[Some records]

== == ==

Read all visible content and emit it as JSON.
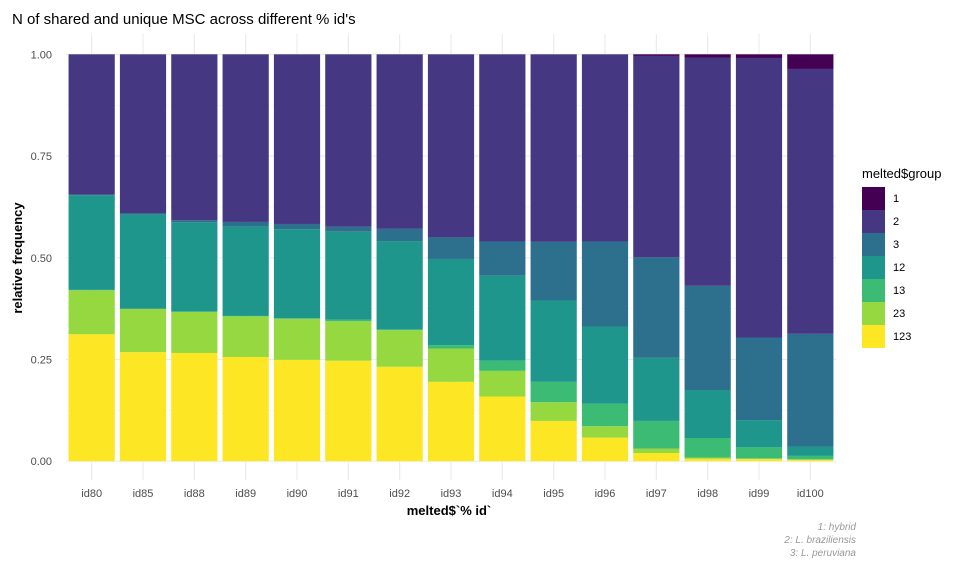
{
  "chart_data": {
    "type": "bar",
    "stacked": true,
    "title": "N of shared and unique MSC across different % id's",
    "xlabel": "melted$`% id`",
    "ylabel": "relative frequency",
    "ylim": [
      0,
      1
    ],
    "yticks": [
      "0.00",
      "0.25",
      "0.50",
      "0.75",
      "1.00"
    ],
    "categories": [
      "id80",
      "id85",
      "id88",
      "id89",
      "id90",
      "id91",
      "id92",
      "id93",
      "id94",
      "id95",
      "id96",
      "id97",
      "id98",
      "id99",
      "id100"
    ],
    "legend": {
      "title": "melted$group",
      "position": "right"
    },
    "series": [
      {
        "name": "123",
        "color": "#FDE725",
        "values": [
          0.312,
          0.268,
          0.266,
          0.256,
          0.249,
          0.247,
          0.232,
          0.195,
          0.159,
          0.099,
          0.058,
          0.02,
          0.006,
          0.005,
          0.003
        ]
      },
      {
        "name": "23",
        "color": "#95D840",
        "values": [
          0.108,
          0.106,
          0.101,
          0.1,
          0.101,
          0.097,
          0.09,
          0.082,
          0.063,
          0.046,
          0.028,
          0.011,
          0.003,
          0.002,
          0.002
        ]
      },
      {
        "name": "13",
        "color": "#3CBB75",
        "values": [
          0.001,
          0.001,
          0.001,
          0.001,
          0.001,
          0.004,
          0.002,
          0.008,
          0.025,
          0.05,
          0.055,
          0.068,
          0.048,
          0.027,
          0.008
        ]
      },
      {
        "name": "12",
        "color": "#1F968B",
        "values": [
          0.233,
          0.231,
          0.219,
          0.22,
          0.219,
          0.216,
          0.217,
          0.212,
          0.209,
          0.2,
          0.19,
          0.155,
          0.118,
          0.067,
          0.023
        ]
      },
      {
        "name": "3",
        "color": "#2D708E",
        "values": [
          0.001,
          0.004,
          0.005,
          0.011,
          0.013,
          0.012,
          0.03,
          0.053,
          0.084,
          0.144,
          0.209,
          0.247,
          0.256,
          0.203,
          0.277
        ]
      },
      {
        "name": "2",
        "color": "#453781",
        "values": [
          0.345,
          0.39,
          0.408,
          0.412,
          0.417,
          0.424,
          0.429,
          0.45,
          0.46,
          0.461,
          0.46,
          0.495,
          0.561,
          0.687,
          0.651
        ]
      },
      {
        "name": "1",
        "color": "#440154",
        "values": [
          0,
          0,
          0,
          0,
          0,
          0,
          0,
          0,
          0,
          0,
          0,
          0.004,
          0.008,
          0.009,
          0.036
        ]
      }
    ],
    "legend_order": [
      "1",
      "2",
      "3",
      "12",
      "13",
      "23",
      "123"
    ],
    "caption": [
      "1: hybrid",
      "2: L. braziliensis",
      "3: L. peruviana"
    ]
  }
}
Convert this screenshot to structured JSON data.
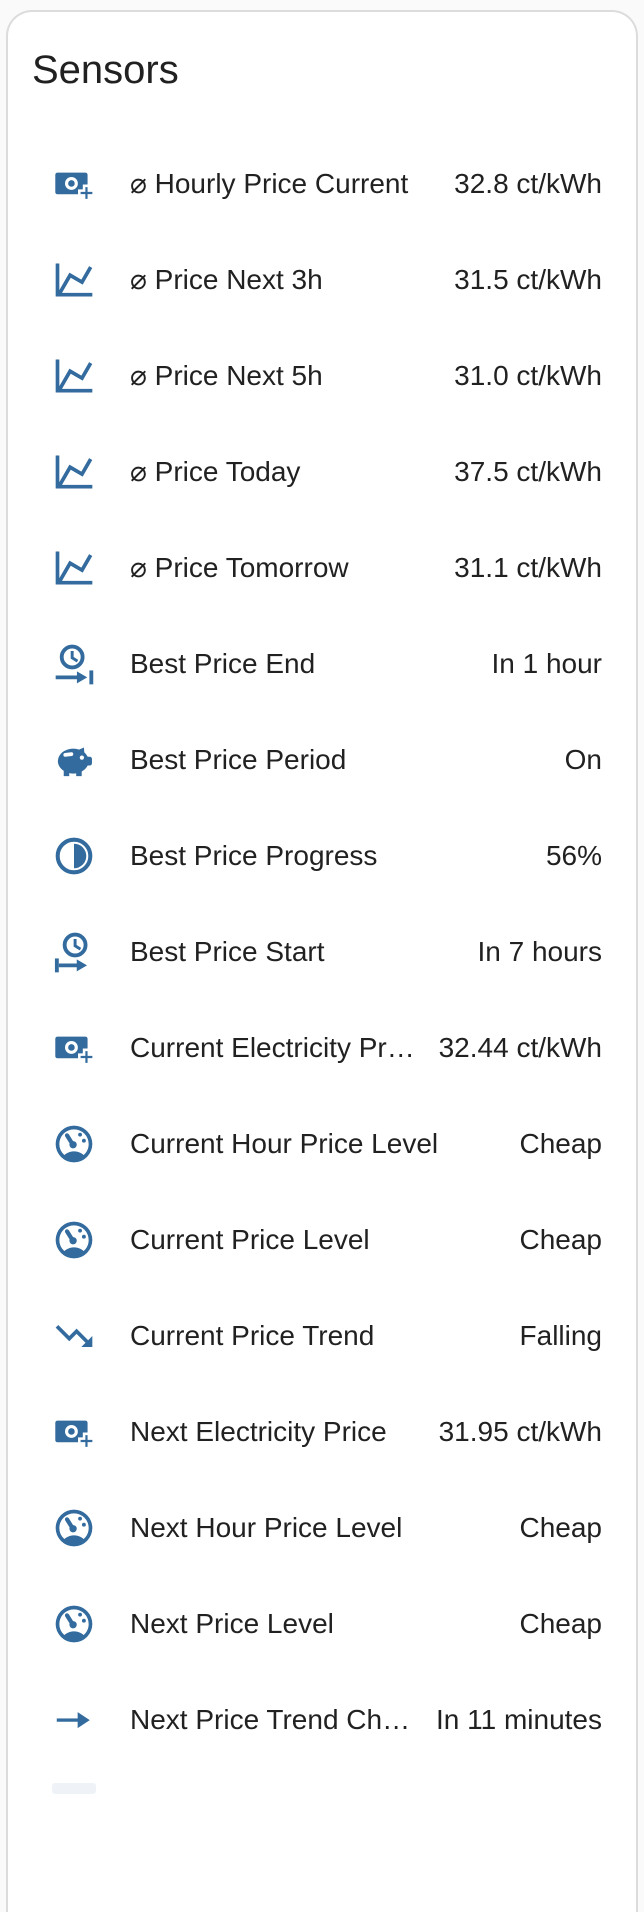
{
  "page": {
    "background_color": "#fafafa"
  },
  "card": {
    "title": "Sensors",
    "background_color": "#ffffff",
    "accent_color": "#336b9e",
    "text_color": "#212121"
  },
  "sensors": [
    {
      "icon": "cash-plus-icon",
      "name": "⌀ Hourly Price Current",
      "value": "32.8 ct/kWh"
    },
    {
      "icon": "chart-line-icon",
      "name": "⌀ Price Next 3h",
      "value": "31.5 ct/kWh"
    },
    {
      "icon": "chart-line-icon",
      "name": "⌀ Price Next 5h",
      "value": "31.0 ct/kWh"
    },
    {
      "icon": "chart-line-icon",
      "name": "⌀ Price Today",
      "value": "37.5 ct/kWh"
    },
    {
      "icon": "chart-line-icon",
      "name": "⌀ Price Tomorrow",
      "value": "31.1 ct/kWh"
    },
    {
      "icon": "clock-end-icon",
      "name": "Best Price End",
      "value": "In 1 hour"
    },
    {
      "icon": "piggy-bank-icon",
      "name": "Best Price Period",
      "value": "On"
    },
    {
      "icon": "circle-half-full-icon",
      "name": "Best Price Progress",
      "value": "56%"
    },
    {
      "icon": "clock-start-icon",
      "name": "Best Price Start",
      "value": "In 7 hours"
    },
    {
      "icon": "cash-plus-icon",
      "name": "Current Electricity Price",
      "value": "32.44 ct/kWh"
    },
    {
      "icon": "gauge-icon",
      "name": "Current Hour Price Level",
      "value": "Cheap"
    },
    {
      "icon": "gauge-icon",
      "name": "Current Price Level",
      "value": "Cheap"
    },
    {
      "icon": "trending-down-icon",
      "name": "Current Price Trend",
      "value": "Falling"
    },
    {
      "icon": "cash-plus-icon",
      "name": "Next Electricity Price",
      "value": "31.95 ct/kWh"
    },
    {
      "icon": "gauge-icon",
      "name": "Next Hour Price Level",
      "value": "Cheap"
    },
    {
      "icon": "gauge-icon",
      "name": "Next Price Level",
      "value": "Cheap"
    },
    {
      "icon": "arrow-right-icon",
      "name": "Next Price Trend Change",
      "value": "In 11 minutes"
    }
  ]
}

== == ==

▶ **STATED GOAL**
Point out every line holding the string "Current" and copy it.

▶ **SOLUTION TO THIS TASK**
      "name": "⌀ Hourly Price Current",
      "name": "Current Electricity Price",
      "name": "Current Hour Price Level",
      "name": "Current Price Level",
      "name": "Current Price Trend",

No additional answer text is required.